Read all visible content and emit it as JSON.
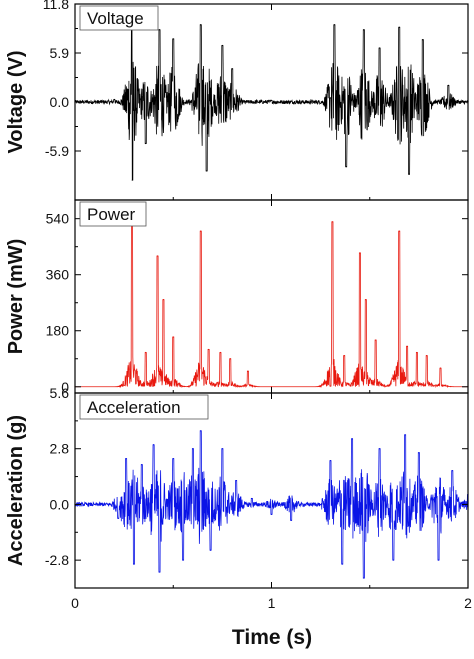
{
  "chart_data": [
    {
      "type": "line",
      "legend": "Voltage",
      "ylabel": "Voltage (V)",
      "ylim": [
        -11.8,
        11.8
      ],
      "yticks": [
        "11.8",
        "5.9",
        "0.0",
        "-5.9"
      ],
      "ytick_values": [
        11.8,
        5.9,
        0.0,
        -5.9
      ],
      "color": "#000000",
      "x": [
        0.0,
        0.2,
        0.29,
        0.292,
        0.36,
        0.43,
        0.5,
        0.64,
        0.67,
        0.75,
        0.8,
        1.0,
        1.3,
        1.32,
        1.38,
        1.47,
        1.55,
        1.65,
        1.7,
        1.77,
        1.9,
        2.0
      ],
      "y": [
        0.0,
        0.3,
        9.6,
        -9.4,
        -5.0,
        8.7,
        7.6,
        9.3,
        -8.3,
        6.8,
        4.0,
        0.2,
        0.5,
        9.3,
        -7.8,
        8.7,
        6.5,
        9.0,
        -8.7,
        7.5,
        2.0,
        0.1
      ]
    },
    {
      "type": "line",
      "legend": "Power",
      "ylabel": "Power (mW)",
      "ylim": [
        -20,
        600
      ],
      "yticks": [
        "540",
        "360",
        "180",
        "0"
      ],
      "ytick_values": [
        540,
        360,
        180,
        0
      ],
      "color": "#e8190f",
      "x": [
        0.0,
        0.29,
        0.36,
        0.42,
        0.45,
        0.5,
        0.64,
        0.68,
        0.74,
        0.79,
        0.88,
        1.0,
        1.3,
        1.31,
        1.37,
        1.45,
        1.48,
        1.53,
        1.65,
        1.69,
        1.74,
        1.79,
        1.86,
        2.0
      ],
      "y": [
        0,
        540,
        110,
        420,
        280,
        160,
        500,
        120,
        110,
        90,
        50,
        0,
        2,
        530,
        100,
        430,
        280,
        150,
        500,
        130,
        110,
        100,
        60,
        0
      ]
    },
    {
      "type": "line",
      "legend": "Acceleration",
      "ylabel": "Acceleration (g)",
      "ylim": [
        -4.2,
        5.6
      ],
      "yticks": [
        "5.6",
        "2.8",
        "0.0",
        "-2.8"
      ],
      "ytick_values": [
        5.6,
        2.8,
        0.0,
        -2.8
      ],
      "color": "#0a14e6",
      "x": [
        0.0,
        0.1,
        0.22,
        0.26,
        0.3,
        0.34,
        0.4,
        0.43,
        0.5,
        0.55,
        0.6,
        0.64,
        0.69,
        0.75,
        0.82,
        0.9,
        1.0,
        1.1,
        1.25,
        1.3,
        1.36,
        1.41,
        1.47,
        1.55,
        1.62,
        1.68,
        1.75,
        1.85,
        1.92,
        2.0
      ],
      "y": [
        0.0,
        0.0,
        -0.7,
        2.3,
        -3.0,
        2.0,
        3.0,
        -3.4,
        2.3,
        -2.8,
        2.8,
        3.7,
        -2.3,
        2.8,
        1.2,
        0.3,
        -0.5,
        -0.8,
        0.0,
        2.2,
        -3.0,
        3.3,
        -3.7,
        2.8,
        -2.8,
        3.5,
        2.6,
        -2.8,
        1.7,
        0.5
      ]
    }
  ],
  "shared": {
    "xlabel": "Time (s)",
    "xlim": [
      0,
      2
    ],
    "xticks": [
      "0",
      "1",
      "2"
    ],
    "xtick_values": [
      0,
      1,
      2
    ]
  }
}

-=-=-=-=-

What you have to do: Every line of the material is to be quoted exactly, with no pictures carried over.

Final answer:
Read all visible content and emit it as JSON.
{
  "chart_data": [
    {
      "type": "line",
      "legend": "Voltage",
      "ylabel": "Voltage (V)",
      "ylim": [
        -11.8,
        11.8
      ],
      "yticks": [
        "11.8",
        "5.9",
        "0.0",
        "-5.9"
      ],
      "ytick_values": [
        11.8,
        5.9,
        0.0,
        -5.9
      ],
      "color": "#000000",
      "x": [
        0.0,
        0.2,
        0.29,
        0.292,
        0.36,
        0.43,
        0.5,
        0.64,
        0.67,
        0.75,
        0.8,
        1.0,
        1.3,
        1.32,
        1.38,
        1.47,
        1.55,
        1.65,
        1.7,
        1.77,
        1.9,
        2.0
      ],
      "y": [
        0.0,
        0.3,
        9.6,
        -9.4,
        -5.0,
        8.7,
        7.6,
        9.3,
        -8.3,
        6.8,
        4.0,
        0.2,
        0.5,
        9.3,
        -7.8,
        8.7,
        6.5,
        9.0,
        -8.7,
        7.5,
        2.0,
        0.1
      ]
    },
    {
      "type": "line",
      "legend": "Power",
      "ylabel": "Power (mW)",
      "ylim": [
        -20,
        600
      ],
      "yticks": [
        "540",
        "360",
        "180",
        "0"
      ],
      "ytick_values": [
        540,
        360,
        180,
        0
      ],
      "color": "#e8190f",
      "x": [
        0.0,
        0.29,
        0.36,
        0.42,
        0.45,
        0.5,
        0.64,
        0.68,
        0.74,
        0.79,
        0.88,
        1.0,
        1.3,
        1.31,
        1.37,
        1.45,
        1.48,
        1.53,
        1.65,
        1.69,
        1.74,
        1.79,
        1.86,
        2.0
      ],
      "y": [
        0,
        540,
        110,
        420,
        280,
        160,
        500,
        120,
        110,
        90,
        50,
        0,
        2,
        530,
        100,
        430,
        280,
        150,
        500,
        130,
        110,
        100,
        60,
        0
      ]
    },
    {
      "type": "line",
      "legend": "Acceleration",
      "ylabel": "Acceleration (g)",
      "ylim": [
        -4.2,
        5.6
      ],
      "yticks": [
        "5.6",
        "2.8",
        "0.0",
        "-2.8"
      ],
      "ytick_values": [
        5.6,
        2.8,
        0.0,
        -2.8
      ],
      "color": "#0a14e6",
      "x": [
        0.0,
        0.1,
        0.22,
        0.26,
        0.3,
        0.34,
        0.4,
        0.43,
        0.5,
        0.55,
        0.6,
        0.64,
        0.69,
        0.75,
        0.82,
        0.9,
        1.0,
        1.1,
        1.25,
        1.3,
        1.36,
        1.41,
        1.47,
        1.55,
        1.62,
        1.68,
        1.75,
        1.85,
        1.92,
        2.0
      ],
      "y": [
        0.0,
        0.0,
        -0.7,
        2.3,
        -3.0,
        2.0,
        3.0,
        -3.4,
        2.3,
        -2.8,
        2.8,
        3.7,
        -2.3,
        2.8,
        1.2,
        0.3,
        -0.5,
        -0.8,
        0.0,
        2.2,
        -3.0,
        3.3,
        -3.7,
        2.8,
        -2.8,
        3.5,
        2.6,
        -2.8,
        1.7,
        0.5
      ]
    }
  ],
  "shared": {
    "xlabel": "Time (s)",
    "xlim": [
      0,
      2
    ],
    "xticks": [
      "0",
      "1",
      "2"
    ],
    "xtick_values": [
      0,
      1,
      2
    ]
  }
}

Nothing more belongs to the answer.